## Items
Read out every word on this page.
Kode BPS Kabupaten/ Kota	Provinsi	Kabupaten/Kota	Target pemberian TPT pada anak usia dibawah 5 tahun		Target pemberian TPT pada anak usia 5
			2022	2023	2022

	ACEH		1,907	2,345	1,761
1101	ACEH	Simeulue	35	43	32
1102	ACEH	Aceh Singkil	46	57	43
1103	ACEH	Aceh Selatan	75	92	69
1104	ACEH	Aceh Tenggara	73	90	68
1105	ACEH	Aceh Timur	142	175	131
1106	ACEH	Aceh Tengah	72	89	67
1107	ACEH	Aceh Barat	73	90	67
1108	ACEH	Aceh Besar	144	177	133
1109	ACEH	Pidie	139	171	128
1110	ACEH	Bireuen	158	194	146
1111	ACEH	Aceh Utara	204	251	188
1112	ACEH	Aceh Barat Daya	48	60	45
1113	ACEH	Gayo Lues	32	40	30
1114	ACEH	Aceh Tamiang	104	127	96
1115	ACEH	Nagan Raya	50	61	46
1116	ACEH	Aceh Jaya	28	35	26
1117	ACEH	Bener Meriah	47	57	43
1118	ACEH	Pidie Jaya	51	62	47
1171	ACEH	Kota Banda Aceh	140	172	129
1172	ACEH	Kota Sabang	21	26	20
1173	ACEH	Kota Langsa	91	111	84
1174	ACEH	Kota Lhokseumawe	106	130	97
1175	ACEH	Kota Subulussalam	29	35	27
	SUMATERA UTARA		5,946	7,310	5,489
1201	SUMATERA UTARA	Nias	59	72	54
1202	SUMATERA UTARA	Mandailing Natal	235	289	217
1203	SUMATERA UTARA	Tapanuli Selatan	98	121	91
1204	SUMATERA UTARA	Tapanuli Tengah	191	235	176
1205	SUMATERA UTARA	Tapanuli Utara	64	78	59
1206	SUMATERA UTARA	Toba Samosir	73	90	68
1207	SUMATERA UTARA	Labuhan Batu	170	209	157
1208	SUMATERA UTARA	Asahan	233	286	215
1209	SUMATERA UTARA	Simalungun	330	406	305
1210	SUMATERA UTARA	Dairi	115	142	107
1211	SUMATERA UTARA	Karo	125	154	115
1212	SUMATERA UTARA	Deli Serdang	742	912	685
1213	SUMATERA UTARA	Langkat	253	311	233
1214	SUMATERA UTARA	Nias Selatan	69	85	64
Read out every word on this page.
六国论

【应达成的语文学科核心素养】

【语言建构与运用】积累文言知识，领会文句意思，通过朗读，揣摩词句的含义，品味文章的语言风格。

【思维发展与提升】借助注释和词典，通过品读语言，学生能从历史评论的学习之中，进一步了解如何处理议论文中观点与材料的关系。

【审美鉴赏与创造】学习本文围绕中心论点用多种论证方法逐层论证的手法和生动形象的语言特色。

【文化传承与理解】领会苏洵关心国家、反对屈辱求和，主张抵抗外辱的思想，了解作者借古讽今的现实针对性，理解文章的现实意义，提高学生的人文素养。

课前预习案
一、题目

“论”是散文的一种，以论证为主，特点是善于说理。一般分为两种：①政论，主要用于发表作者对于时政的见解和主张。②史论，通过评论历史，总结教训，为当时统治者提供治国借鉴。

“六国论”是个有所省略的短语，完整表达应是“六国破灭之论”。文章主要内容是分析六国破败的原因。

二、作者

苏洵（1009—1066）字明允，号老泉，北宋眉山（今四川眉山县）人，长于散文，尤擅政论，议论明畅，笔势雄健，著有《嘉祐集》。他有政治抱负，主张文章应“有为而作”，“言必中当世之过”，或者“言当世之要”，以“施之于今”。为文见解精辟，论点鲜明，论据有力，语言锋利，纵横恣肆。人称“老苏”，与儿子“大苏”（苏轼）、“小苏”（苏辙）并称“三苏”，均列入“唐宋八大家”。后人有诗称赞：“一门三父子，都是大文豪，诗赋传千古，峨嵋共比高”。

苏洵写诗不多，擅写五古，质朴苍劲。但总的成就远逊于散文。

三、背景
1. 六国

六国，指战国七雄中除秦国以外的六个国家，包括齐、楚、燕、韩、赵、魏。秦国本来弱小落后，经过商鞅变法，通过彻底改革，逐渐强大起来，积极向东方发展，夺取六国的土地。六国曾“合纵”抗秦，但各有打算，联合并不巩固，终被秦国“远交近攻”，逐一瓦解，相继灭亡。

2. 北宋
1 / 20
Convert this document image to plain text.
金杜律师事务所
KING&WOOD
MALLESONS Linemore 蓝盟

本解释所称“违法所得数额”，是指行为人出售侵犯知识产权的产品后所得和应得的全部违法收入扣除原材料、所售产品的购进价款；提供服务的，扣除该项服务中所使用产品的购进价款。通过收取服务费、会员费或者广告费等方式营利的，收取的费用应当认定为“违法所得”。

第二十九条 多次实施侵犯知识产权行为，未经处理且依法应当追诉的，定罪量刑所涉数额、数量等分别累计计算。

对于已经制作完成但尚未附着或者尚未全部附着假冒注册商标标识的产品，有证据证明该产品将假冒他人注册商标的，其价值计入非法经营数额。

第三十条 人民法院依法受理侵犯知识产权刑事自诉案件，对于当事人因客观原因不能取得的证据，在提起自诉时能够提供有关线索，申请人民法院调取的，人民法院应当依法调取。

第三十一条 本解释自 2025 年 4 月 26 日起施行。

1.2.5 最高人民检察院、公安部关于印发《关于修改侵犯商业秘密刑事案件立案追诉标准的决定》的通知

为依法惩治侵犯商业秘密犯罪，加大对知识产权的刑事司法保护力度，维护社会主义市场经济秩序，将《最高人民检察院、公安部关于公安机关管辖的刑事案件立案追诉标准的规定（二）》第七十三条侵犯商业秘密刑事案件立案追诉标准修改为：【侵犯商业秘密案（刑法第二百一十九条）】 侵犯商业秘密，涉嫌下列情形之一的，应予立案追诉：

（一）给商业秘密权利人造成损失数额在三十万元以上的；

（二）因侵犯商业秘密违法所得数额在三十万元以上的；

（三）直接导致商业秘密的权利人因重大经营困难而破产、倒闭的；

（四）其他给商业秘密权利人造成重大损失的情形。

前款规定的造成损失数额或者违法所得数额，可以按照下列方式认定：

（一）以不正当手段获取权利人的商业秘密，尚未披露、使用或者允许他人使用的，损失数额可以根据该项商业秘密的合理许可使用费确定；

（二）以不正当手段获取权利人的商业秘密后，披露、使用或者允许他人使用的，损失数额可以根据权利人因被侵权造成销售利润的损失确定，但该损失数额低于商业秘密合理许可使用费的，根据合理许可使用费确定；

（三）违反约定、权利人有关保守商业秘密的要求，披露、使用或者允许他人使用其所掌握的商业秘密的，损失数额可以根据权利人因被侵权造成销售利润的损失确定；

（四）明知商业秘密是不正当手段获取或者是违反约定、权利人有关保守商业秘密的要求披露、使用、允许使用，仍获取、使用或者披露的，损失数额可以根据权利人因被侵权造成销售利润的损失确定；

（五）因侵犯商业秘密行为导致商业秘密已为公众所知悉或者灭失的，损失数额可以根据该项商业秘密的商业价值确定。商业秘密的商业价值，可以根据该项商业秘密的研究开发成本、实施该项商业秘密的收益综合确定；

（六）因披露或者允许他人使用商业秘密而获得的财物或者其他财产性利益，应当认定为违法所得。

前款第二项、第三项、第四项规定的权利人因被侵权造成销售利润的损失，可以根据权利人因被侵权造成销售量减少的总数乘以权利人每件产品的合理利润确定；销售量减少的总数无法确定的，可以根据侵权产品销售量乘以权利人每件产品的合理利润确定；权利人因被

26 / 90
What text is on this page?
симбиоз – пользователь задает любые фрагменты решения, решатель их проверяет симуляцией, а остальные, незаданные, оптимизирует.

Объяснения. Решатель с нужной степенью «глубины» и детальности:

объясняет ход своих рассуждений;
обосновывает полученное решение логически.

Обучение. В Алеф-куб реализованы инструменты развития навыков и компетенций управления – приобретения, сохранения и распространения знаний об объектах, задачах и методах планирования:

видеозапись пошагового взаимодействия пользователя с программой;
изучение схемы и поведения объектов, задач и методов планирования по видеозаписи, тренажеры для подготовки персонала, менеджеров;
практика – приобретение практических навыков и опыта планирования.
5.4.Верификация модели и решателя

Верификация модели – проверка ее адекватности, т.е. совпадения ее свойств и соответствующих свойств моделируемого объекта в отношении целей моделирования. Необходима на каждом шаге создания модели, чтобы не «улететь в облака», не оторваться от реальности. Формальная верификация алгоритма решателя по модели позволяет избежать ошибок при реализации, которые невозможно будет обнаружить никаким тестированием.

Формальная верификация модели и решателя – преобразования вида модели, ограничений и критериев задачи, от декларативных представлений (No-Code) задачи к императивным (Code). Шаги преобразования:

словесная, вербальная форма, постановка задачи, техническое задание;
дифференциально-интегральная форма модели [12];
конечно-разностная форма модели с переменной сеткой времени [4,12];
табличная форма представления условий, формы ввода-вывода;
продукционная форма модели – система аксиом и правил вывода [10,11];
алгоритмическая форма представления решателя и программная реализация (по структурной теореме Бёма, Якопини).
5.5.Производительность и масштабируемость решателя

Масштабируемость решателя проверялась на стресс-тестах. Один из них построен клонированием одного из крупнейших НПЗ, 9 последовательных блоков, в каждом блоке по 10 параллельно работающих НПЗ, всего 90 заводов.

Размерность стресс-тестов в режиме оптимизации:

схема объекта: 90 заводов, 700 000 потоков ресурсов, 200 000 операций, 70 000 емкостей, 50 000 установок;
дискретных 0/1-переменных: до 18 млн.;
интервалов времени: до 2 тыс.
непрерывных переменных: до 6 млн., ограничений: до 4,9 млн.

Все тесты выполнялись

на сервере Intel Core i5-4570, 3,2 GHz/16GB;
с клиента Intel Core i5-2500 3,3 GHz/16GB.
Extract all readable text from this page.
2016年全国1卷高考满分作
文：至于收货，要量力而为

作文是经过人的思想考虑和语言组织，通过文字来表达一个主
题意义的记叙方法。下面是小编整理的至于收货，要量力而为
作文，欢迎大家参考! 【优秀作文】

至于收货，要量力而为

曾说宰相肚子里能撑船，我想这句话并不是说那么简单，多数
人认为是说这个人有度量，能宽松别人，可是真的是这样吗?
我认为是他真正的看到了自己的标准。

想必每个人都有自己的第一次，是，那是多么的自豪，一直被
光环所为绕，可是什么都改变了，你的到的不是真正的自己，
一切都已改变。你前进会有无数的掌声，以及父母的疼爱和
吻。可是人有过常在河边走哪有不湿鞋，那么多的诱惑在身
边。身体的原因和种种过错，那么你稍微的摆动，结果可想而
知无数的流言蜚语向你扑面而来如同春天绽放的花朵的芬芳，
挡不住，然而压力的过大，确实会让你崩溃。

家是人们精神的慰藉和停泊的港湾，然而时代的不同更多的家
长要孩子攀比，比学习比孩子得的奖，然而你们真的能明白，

## Written instruction
Starting with the line that contains "Extract all readable text from this page.", print each line through the last one in the listing. Include both end lines and add nothing.

## Complete answer
Extract all readable text from this page.
2016年全国1卷高考满分作
文：至于收货，要量力而为

作文是经过人的思想考虑和语言组织，通过文字来表达一个主
题意义的记叙方法。下面是小编整理的至于收货，要量力而为
作文，欢迎大家参考! 【优秀作文】

至于收货，要量力而为

曾说宰相肚子里能撑船，我想这句话并不是说那么简单，多数
人认为是说这个人有度量，能宽松别人，可是真的是这样吗?
我认为是他真正的看到了自己的标准。

想必每个人都有自己的第一次，是，那是多么的自豪，一直被
光环所为绕，可是什么都改变了，你的到的不是真正的自己，
一切都已改变。你前进会有无数的掌声，以及父母的疼爱和
吻。可是人有过常在河边走哪有不湿鞋，那么多的诱惑在身
边。身体的原因和种种过错，那么你稍微的摆动，结果可想而
知无数的流言蜚语向你扑面而来如同春天绽放的花朵的芬芳，
挡不住，然而压力的过大，确实会让你崩溃。

家是人们精神的慰藉和停泊的港湾，然而时代的不同更多的家
长要孩子攀比，比学习比孩子得的奖，然而你们真的能明白，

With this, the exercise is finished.